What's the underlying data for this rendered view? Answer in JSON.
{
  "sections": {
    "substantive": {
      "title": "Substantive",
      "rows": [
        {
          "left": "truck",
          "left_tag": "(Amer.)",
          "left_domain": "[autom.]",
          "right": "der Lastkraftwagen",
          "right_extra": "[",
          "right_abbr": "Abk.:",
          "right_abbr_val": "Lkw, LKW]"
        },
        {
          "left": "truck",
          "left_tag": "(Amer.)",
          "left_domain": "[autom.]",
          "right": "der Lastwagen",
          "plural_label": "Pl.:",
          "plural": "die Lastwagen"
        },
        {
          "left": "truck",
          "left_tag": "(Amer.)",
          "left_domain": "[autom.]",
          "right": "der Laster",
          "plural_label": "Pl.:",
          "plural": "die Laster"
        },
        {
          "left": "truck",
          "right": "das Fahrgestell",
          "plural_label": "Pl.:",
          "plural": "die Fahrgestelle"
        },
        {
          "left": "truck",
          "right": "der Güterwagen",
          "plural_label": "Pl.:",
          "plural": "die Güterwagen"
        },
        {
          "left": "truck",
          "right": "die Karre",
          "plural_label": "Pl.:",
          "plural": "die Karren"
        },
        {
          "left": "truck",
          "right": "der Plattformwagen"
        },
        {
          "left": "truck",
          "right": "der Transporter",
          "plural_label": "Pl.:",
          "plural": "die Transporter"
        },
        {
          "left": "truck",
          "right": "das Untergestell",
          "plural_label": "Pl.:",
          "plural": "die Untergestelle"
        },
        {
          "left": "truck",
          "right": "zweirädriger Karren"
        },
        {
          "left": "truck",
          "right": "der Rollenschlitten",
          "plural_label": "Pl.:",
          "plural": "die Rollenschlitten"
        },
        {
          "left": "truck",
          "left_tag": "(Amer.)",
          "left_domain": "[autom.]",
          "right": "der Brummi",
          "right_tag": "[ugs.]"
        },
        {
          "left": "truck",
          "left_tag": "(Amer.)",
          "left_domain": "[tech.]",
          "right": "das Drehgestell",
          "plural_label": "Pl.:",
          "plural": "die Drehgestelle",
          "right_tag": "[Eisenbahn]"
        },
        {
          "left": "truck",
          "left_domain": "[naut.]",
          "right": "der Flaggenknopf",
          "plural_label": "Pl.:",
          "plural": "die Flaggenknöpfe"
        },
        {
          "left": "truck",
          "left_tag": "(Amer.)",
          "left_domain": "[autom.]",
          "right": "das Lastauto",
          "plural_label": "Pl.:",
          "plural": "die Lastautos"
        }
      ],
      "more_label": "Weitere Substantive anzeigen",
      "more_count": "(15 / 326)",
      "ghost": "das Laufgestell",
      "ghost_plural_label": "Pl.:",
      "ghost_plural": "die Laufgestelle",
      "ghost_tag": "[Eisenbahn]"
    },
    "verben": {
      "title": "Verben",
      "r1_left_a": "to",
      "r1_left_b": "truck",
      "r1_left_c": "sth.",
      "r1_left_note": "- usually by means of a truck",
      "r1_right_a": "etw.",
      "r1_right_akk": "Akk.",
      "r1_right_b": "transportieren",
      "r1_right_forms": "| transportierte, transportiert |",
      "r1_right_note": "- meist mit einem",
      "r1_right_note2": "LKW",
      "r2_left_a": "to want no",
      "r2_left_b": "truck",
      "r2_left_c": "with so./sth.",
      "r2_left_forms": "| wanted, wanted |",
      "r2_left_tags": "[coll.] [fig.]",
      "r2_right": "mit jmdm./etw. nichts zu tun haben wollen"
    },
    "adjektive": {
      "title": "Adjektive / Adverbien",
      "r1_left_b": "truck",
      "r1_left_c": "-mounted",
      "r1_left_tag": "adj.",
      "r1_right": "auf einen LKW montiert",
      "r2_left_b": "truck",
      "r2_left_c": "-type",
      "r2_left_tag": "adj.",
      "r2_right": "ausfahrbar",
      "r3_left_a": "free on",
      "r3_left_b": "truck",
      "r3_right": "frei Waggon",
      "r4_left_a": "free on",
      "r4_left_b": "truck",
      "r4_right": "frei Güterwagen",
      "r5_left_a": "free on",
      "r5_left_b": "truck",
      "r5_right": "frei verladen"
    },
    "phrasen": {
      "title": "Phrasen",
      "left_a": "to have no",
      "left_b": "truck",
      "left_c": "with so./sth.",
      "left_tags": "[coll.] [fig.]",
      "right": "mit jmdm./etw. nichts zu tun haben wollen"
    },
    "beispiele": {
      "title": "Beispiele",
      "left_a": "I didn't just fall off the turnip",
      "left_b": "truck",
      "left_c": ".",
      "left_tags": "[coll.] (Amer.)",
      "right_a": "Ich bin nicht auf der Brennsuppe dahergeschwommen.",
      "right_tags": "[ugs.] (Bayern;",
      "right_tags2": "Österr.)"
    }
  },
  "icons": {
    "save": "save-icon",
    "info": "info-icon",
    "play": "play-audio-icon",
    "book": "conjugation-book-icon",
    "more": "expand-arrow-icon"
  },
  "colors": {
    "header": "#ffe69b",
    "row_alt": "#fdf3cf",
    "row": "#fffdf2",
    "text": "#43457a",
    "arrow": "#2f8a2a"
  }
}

...

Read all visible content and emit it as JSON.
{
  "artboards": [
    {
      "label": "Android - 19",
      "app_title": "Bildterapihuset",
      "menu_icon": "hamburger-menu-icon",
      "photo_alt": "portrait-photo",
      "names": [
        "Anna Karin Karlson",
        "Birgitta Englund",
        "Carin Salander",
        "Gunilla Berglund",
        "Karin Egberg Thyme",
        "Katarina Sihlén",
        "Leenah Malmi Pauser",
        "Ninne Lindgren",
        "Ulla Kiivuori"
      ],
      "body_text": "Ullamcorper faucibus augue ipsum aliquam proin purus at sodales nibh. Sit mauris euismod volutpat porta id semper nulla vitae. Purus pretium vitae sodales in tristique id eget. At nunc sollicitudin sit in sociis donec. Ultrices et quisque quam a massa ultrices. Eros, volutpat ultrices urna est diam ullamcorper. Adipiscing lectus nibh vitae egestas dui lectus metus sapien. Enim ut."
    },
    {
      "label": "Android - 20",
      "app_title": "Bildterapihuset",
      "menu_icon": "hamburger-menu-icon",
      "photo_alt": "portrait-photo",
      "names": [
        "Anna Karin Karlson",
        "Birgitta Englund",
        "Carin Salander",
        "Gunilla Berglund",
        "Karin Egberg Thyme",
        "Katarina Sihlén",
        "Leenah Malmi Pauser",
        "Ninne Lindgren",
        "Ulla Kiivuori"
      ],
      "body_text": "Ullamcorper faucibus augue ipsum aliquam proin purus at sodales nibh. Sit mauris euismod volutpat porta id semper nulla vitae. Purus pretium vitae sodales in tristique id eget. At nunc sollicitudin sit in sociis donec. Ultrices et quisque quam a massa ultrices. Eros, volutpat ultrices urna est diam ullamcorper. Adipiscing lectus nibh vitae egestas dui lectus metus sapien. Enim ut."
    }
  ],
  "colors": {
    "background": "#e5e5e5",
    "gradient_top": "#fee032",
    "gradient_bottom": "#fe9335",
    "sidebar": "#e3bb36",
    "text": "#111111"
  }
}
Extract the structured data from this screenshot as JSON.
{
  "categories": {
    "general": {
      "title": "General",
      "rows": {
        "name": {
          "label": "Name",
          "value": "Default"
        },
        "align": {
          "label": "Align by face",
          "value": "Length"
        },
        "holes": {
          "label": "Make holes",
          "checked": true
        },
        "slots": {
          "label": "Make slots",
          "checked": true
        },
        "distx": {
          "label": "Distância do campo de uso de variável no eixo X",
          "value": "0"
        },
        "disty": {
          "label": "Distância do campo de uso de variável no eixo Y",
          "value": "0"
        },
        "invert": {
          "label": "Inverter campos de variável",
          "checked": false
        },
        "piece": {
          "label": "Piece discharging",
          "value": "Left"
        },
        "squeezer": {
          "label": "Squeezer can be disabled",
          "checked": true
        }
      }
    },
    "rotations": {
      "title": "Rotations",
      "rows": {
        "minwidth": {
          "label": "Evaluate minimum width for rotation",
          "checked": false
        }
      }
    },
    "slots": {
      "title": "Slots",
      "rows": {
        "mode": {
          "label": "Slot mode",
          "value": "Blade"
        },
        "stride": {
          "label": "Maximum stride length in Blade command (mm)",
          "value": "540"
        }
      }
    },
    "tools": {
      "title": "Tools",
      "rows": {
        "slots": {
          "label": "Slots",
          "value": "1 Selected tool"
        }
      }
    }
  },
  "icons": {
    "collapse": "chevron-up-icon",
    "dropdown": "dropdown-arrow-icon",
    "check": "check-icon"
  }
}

*TASK DETAILS*
Copy all lines from the material that hold "Blade".

*SOLUTION TO THIS EXERCISE*
          "value": "Blade"
          "label": "Maximum stride length in Blade command (mm)",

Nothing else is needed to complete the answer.